### WHAT THE TASK REQUIRES:
Copy out each line featuring the string "Rohingya" from the entries beneath.

### EXERCISE INPUTS:
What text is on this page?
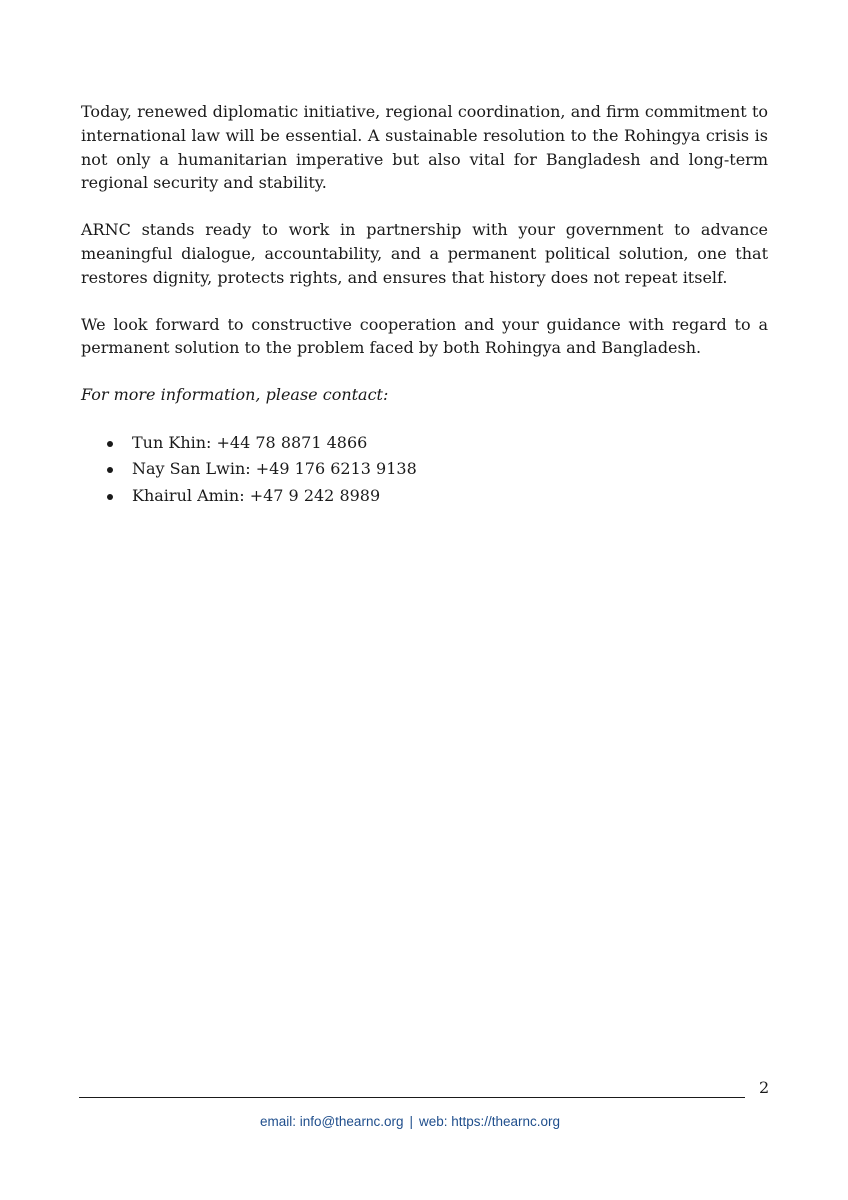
Today, renewed diplomatic initiative, regional coordination, and firm commitment to international law will be essential. A sustainable resolution to the Rohingya crisis is not only a humanitarian imperative but also vital for Bangladesh and long-term regional security and stability.

ARNC stands ready to work in partnership with your government to advance meaningful dialogue, accountability, and a permanent political solution, one that restores dignity, protects rights, and ensures that history does not repeat itself.

We look forward to constructive cooperation and your guidance with regard to a permanent solution to the problem faced by both Rohingya and Bangladesh.

For more information, please contact:

Tun Khin: +44 78 8871 4866
Nay San Lwin: +49 176 6213 9138
Khairul Amin: +47 9 242 8989
2
email: info@thearnc.org | web: https://thearnc.org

### EXERCISE RESPONSE:
Today, renewed diplomatic initiative, regional coordination, and firm commitment to international law will be essential. A sustainable resolution to the Rohingya crisis is not only a humanitarian imperative but also vital for Bangladesh and long-term regional security and stability.
We look forward to constructive cooperation and your guidance with regard to a permanent solution to the problem faced by both Rohingya and Bangladesh.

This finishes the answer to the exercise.